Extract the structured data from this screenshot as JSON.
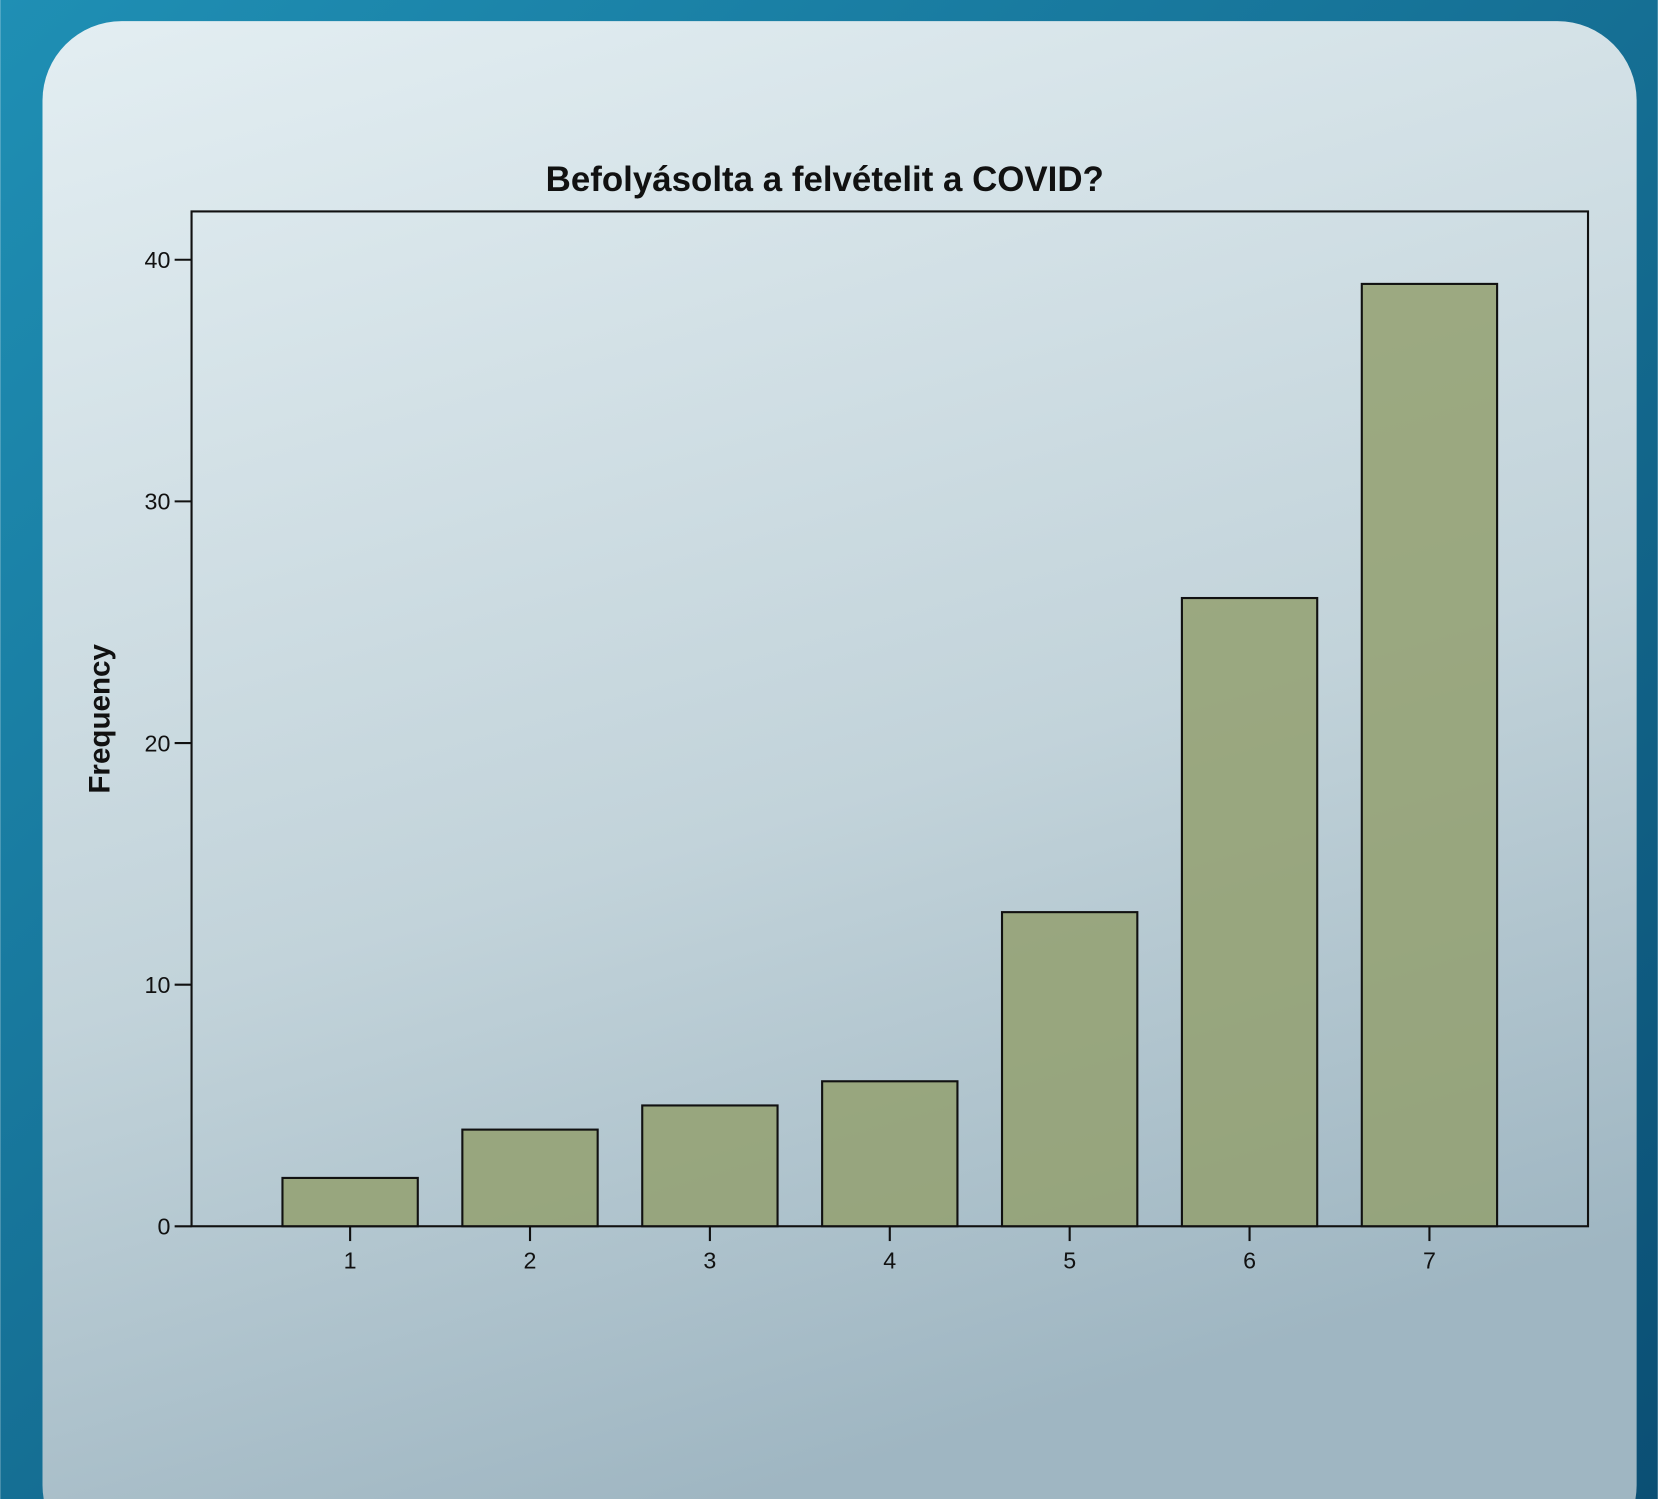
{
  "chart_data": {
    "type": "bar",
    "title": "Befolyásolta a felvételit a COVID?",
    "y_label": "Frequency",
    "categories": [
      "1",
      "2",
      "3",
      "4",
      "5",
      "6",
      "7"
    ],
    "values": [
      2,
      4,
      5,
      6,
      13,
      26,
      39
    ],
    "color": "#93a070",
    "ylim": [
      0,
      42
    ],
    "yticks": [
      0,
      10,
      20,
      30,
      40
    ]
  }
}
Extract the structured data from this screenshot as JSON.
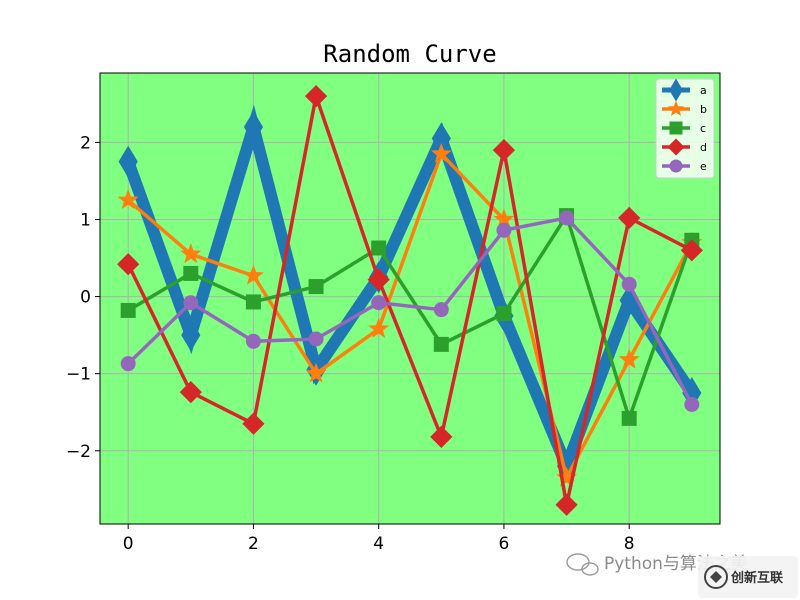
{
  "chart_data": {
    "type": "line",
    "title": "Random Curve",
    "xlabel": "",
    "ylabel": "",
    "x": [
      0,
      1,
      2,
      3,
      4,
      5,
      6,
      7,
      8,
      9
    ],
    "xlim": [
      -0.45,
      9.45
    ],
    "ylim": [
      -2.95,
      2.9
    ],
    "x_ticks": [
      0,
      2,
      4,
      6,
      8
    ],
    "y_ticks": [
      -2,
      -1,
      0,
      1,
      2
    ],
    "x_tick_labels": [
      "0",
      "2",
      "4",
      "6",
      "8"
    ],
    "y_tick_labels": [
      "−2",
      "−1",
      "0",
      "1",
      "2"
    ],
    "grid": true,
    "plot_background": "#80ff80",
    "legend_position": "top-right",
    "series": [
      {
        "name": "a",
        "color": "#1f77b4",
        "marker": "thin-diamond",
        "values": [
          1.75,
          -0.5,
          2.2,
          -0.95,
          0.25,
          2.05,
          -0.25,
          -2.2,
          -0.05,
          -1.25
        ]
      },
      {
        "name": "b",
        "color": "#ff7f0e",
        "marker": "star",
        "values": [
          1.25,
          0.55,
          0.27,
          -1.0,
          -0.42,
          1.85,
          1.0,
          -2.35,
          -0.82,
          0.7
        ]
      },
      {
        "name": "c",
        "color": "#2ca02c",
        "marker": "square",
        "values": [
          -0.18,
          0.3,
          -0.07,
          0.13,
          0.63,
          -0.62,
          -0.22,
          1.05,
          -1.58,
          0.73
        ]
      },
      {
        "name": "d",
        "color": "#d62728",
        "marker": "diamond",
        "values": [
          0.42,
          -1.24,
          -1.65,
          2.6,
          0.22,
          -1.82,
          1.9,
          -2.7,
          1.02,
          0.6
        ]
      },
      {
        "name": "e",
        "color": "#9467bd",
        "marker": "circle",
        "values": [
          -0.87,
          -0.08,
          -0.58,
          -0.55,
          -0.08,
          -0.17,
          0.86,
          1.02,
          0.16,
          -1.4
        ]
      }
    ]
  },
  "watermark": {
    "text": "Python与算法之美",
    "logo_text": "创新互联"
  }
}
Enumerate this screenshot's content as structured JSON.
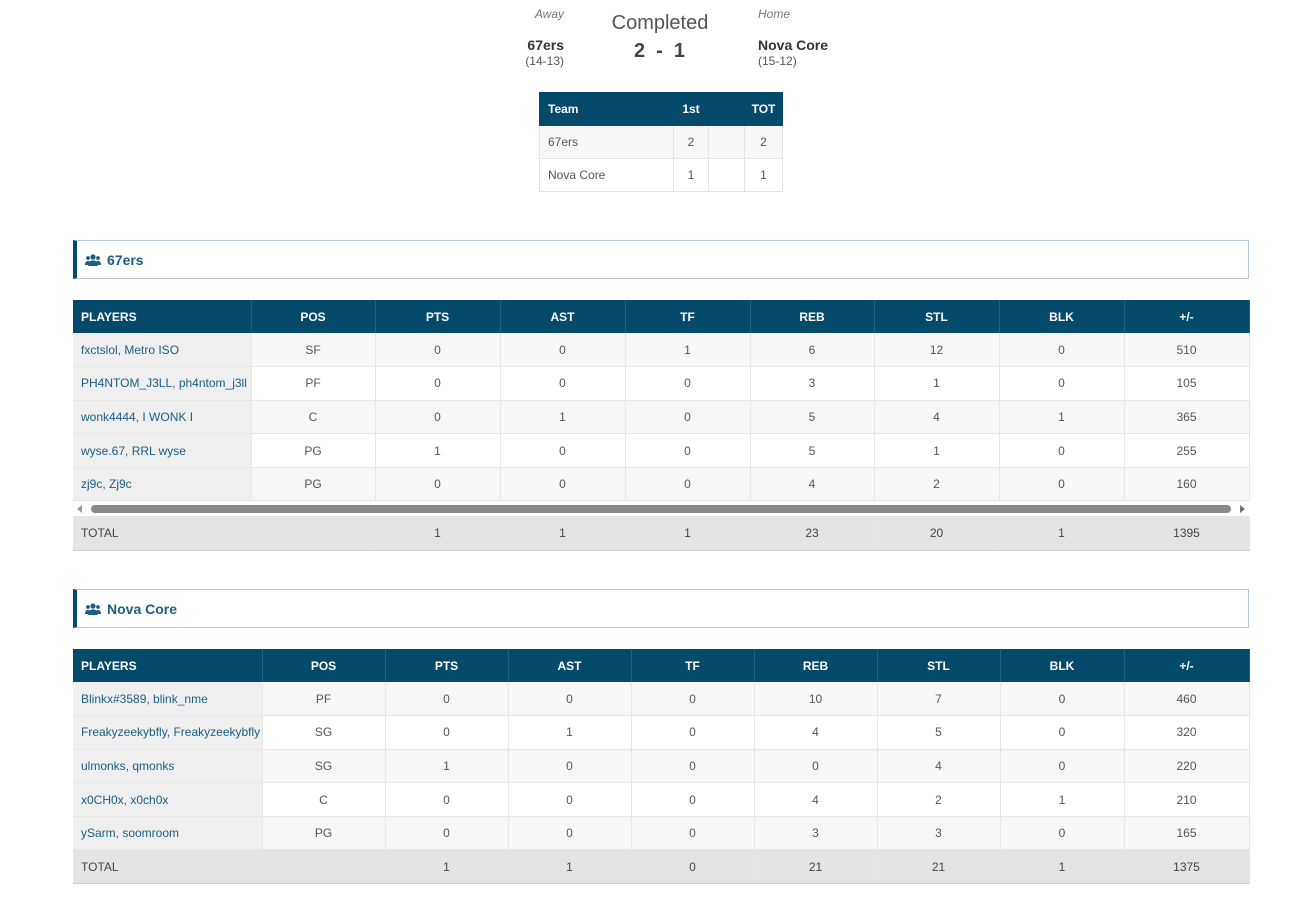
{
  "header": {
    "away_label": "Away",
    "home_label": "Home",
    "status": "Completed",
    "away": {
      "name": "67ers",
      "record": "(14-13)",
      "score": "2"
    },
    "home": {
      "name": "Nova Core",
      "record": "(15-12)",
      "score": "1"
    },
    "score_separator": "-"
  },
  "linescore": {
    "headers": {
      "team": "Team",
      "q1": "1st",
      "gap": "",
      "tot": "TOT"
    },
    "rows": [
      {
        "team": "67ers",
        "q1": "2",
        "gap": "",
        "tot": "2"
      },
      {
        "team": "Nova Core",
        "q1": "1",
        "gap": "",
        "tot": "1"
      }
    ]
  },
  "columns": [
    "PLAYERS",
    "POS",
    "PTS",
    "AST",
    "TF",
    "REB",
    "STL",
    "BLK",
    "+/-"
  ],
  "teams": [
    {
      "title": "67ers",
      "icon": "users-icon",
      "players": [
        {
          "name": "fxctslol, Metro ISO",
          "pos": "SF",
          "pts": "0",
          "ast": "0",
          "tf": "1",
          "reb": "6",
          "stl": "12",
          "blk": "0",
          "pm": "510"
        },
        {
          "name": "PH4NTOM_J3LL, ph4ntom_j3ll",
          "pos": "PF",
          "pts": "0",
          "ast": "0",
          "tf": "0",
          "reb": "3",
          "stl": "1",
          "blk": "0",
          "pm": "105"
        },
        {
          "name": "wonk4444, I WONK I",
          "pos": "C",
          "pts": "0",
          "ast": "1",
          "tf": "0",
          "reb": "5",
          "stl": "4",
          "blk": "1",
          "pm": "365"
        },
        {
          "name": "wyse.67, RRL wyse",
          "pos": "PG",
          "pts": "1",
          "ast": "0",
          "tf": "0",
          "reb": "5",
          "stl": "1",
          "blk": "0",
          "pm": "255"
        },
        {
          "name": "zj9c, Zj9c",
          "pos": "PG",
          "pts": "0",
          "ast": "0",
          "tf": "0",
          "reb": "4",
          "stl": "2",
          "blk": "0",
          "pm": "160"
        }
      ],
      "total": {
        "label": "TOTAL",
        "pos": "",
        "pts": "1",
        "ast": "1",
        "tf": "1",
        "reb": "23",
        "stl": "20",
        "blk": "1",
        "pm": "1395"
      }
    },
    {
      "title": "Nova Core",
      "icon": "users-icon",
      "players": [
        {
          "name": "Blinkx#3589, blink_nme",
          "pos": "PF",
          "pts": "0",
          "ast": "0",
          "tf": "0",
          "reb": "10",
          "stl": "7",
          "blk": "0",
          "pm": "460"
        },
        {
          "name": "Freakyzeekybfly, Freakyzeekybfly",
          "pos": "SG",
          "pts": "0",
          "ast": "1",
          "tf": "0",
          "reb": "4",
          "stl": "5",
          "blk": "0",
          "pm": "320"
        },
        {
          "name": "ulmonks, qmonks",
          "pos": "SG",
          "pts": "1",
          "ast": "0",
          "tf": "0",
          "reb": "0",
          "stl": "4",
          "blk": "0",
          "pm": "220"
        },
        {
          "name": "x0CH0x, x0ch0x",
          "pos": "C",
          "pts": "0",
          "ast": "0",
          "tf": "0",
          "reb": "4",
          "stl": "2",
          "blk": "1",
          "pm": "210"
        },
        {
          "name": "ySarm, soomroom",
          "pos": "PG",
          "pts": "0",
          "ast": "0",
          "tf": "0",
          "reb": "3",
          "stl": "3",
          "blk": "0",
          "pm": "165"
        }
      ],
      "total": {
        "label": "TOTAL",
        "pos": "",
        "pts": "1",
        "ast": "1",
        "tf": "0",
        "reb": "21",
        "stl": "21",
        "blk": "1",
        "pm": "1375"
      }
    }
  ],
  "colors": {
    "header_bg": "#054a6a",
    "link": "#1a5e82",
    "total_bg": "#e4e4e4"
  }
}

### DIRECTIVE
Repeat every record precisely. Any picture among them stays out of the copy.

### EXERCISE ANSWER
Extract the structured data from this screenshot as JSON.
{
  "chart_data": {
    "type": "bar",
    "title": "Befolyásolta a felvételit a COVID?",
    "y_label": "Frequency",
    "categories": [
      "1",
      "2",
      "3",
      "4",
      "5",
      "6",
      "7"
    ],
    "values": [
      2,
      4,
      5,
      6,
      13,
      26,
      39
    ],
    "color": "#93a070",
    "ylim": [
      0,
      42
    ],
    "yticks": [
      0,
      10,
      20,
      30,
      40
    ]
  }
}
Extract the structured data from this screenshot as JSON.
{
  "chart_data": {
    "type": "line",
    "title": "Random Curve",
    "xlabel": "",
    "ylabel": "",
    "x": [
      0,
      1,
      2,
      3,
      4,
      5,
      6,
      7,
      8,
      9
    ],
    "xlim": [
      -0.45,
      9.45
    ],
    "ylim": [
      -2.95,
      2.9
    ],
    "x_ticks": [
      0,
      2,
      4,
      6,
      8
    ],
    "y_ticks": [
      -2,
      -1,
      0,
      1,
      2
    ],
    "x_tick_labels": [
      "0",
      "2",
      "4",
      "6",
      "8"
    ],
    "y_tick_labels": [
      "−2",
      "−1",
      "0",
      "1",
      "2"
    ],
    "grid": true,
    "plot_background": "#80ff80",
    "legend_position": "top-right",
    "series": [
      {
        "name": "a",
        "color": "#1f77b4",
        "marker": "thin-diamond",
        "values": [
          1.75,
          -0.5,
          2.2,
          -0.95,
          0.25,
          2.05,
          -0.25,
          -2.2,
          -0.05,
          -1.25
        ]
      },
      {
        "name": "b",
        "color": "#ff7f0e",
        "marker": "star",
        "values": [
          1.25,
          0.55,
          0.27,
          -1.0,
          -0.42,
          1.85,
          1.0,
          -2.35,
          -0.82,
          0.7
        ]
      },
      {
        "name": "c",
        "color": "#2ca02c",
        "marker": "square",
        "values": [
          -0.18,
          0.3,
          -0.07,
          0.13,
          0.63,
          -0.62,
          -0.22,
          1.05,
          -1.58,
          0.73
        ]
      },
      {
        "name": "d",
        "color": "#d62728",
        "marker": "diamond",
        "values": [
          0.42,
          -1.24,
          -1.65,
          2.6,
          0.22,
          -1.82,
          1.9,
          -2.7,
          1.02,
          0.6
        ]
      },
      {
        "name": "e",
        "color": "#9467bd",
        "marker": "circle",
        "values": [
          -0.87,
          -0.08,
          -0.58,
          -0.55,
          -0.08,
          -0.17,
          0.86,
          1.02,
          0.16,
          -1.4
        ]
      }
    ]
  },
  "watermark": {
    "text": "Python与算法之美",
    "logo_text": "创新互联"
  }
}
Enumerate this screenshot's content as structured JSON.
{
  "header": {
    "away_label": "Away",
    "home_label": "Home",
    "status": "Completed",
    "away": {
      "name": "67ers",
      "record": "(14-13)",
      "score": "2"
    },
    "home": {
      "name": "Nova Core",
      "record": "(15-12)",
      "score": "1"
    },
    "score_separator": "-"
  },
  "linescore": {
    "headers": {
      "team": "Team",
      "q1": "1st",
      "gap": "",
      "tot": "TOT"
    },
    "rows": [
      {
        "team": "67ers",
        "q1": "2",
        "gap": "",
        "tot": "2"
      },
      {
        "team": "Nova Core",
        "q1": "1",
        "gap": "",
        "tot": "1"
      }
    ]
  },
  "columns": [
    "PLAYERS",
    "POS",
    "PTS",
    "AST",
    "TF",
    "REB",
    "STL",
    "BLK",
    "+/-"
  ],
  "teams": [
    {
      "title": "67ers",
      "icon": "users-icon",
      "players": [
        {
          "name": "fxctslol, Metro ISO",
          "pos": "SF",
          "pts": "0",
          "ast": "0",
          "tf": "1",
          "reb": "6",
          "stl": "12",
          "blk": "0",
          "pm": "510"
        },
        {
          "name": "PH4NTOM_J3LL, ph4ntom_j3ll",
          "pos": "PF",
          "pts": "0",
          "ast": "0",
          "tf": "0",
          "reb": "3",
          "stl": "1",
          "blk": "0",
          "pm": "105"
        },
        {
          "name": "wonk4444, I WONK I",
          "pos": "C",
          "pts": "0",
          "ast": "1",
          "tf": "0",
          "reb": "5",
          "stl": "4",
          "blk": "1",
          "pm": "365"
        },
        {
          "name": "wyse.67, RRL wyse",
          "pos": "PG",
          "pts": "1",
          "ast": "0",
          "tf": "0",
          "reb": "5",
          "stl": "1",
          "blk": "0",
          "pm": "255"
        },
        {
          "name": "zj9c, Zj9c",
          "pos": "PG",
          "pts": "0",
          "ast": "0",
          "tf": "0",
          "reb": "4",
          "stl": "2",
          "blk": "0",
          "pm": "160"
        }
      ],
      "total": {
        "label": "TOTAL",
        "pos": "",
        "pts": "1",
        "ast": "1",
        "tf": "1",
        "reb": "23",
        "stl": "20",
        "blk": "1",
        "pm": "1395"
      }
    },
    {
      "title": "Nova Core",
      "icon": "users-icon",
      "players": [
        {
          "name": "Blinkx#3589, blink_nme",
          "pos": "PF",
          "pts": "0",
          "ast": "0",
          "tf": "0",
          "reb": "10",
          "stl": "7",
          "blk": "0",
          "pm": "460"
        },
        {
          "name": "Freakyzeekybfly, Freakyzeekybfly",
          "pos": "SG",
          "pts": "0",
          "ast": "1",
          "tf": "0",
          "reb": "4",
          "stl": "5",
          "blk": "0",
          "pm": "320"
        },
        {
          "name": "ulmonks, qmonks",
          "pos": "SG",
          "pts": "1",
          "ast": "0",
          "tf": "0",
          "reb": "0",
          "stl": "4",
          "blk": "0",
          "pm": "220"
        },
        {
          "name": "x0CH0x, x0ch0x",
          "pos": "C",
          "pts": "0",
          "ast": "0",
          "tf": "0",
          "reb": "4",
          "stl": "2",
          "blk": "1",
          "pm": "210"
        },
        {
          "name": "ySarm, soomroom",
          "pos": "PG",
          "pts": "0",
          "ast": "0",
          "tf": "0",
          "reb": "3",
          "stl": "3",
          "blk": "0",
          "pm": "165"
        }
      ],
      "total": {
        "label": "TOTAL",
        "pos": "",
        "pts": "1",
        "ast": "1",
        "tf": "0",
        "reb": "21",
        "stl": "21",
        "blk": "1",
        "pm": "1375"
      }
    }
  ],
  "colors": {
    "header_bg": "#054a6a",
    "link": "#1a5e82",
    "total_bg": "#e4e4e4"
  }
}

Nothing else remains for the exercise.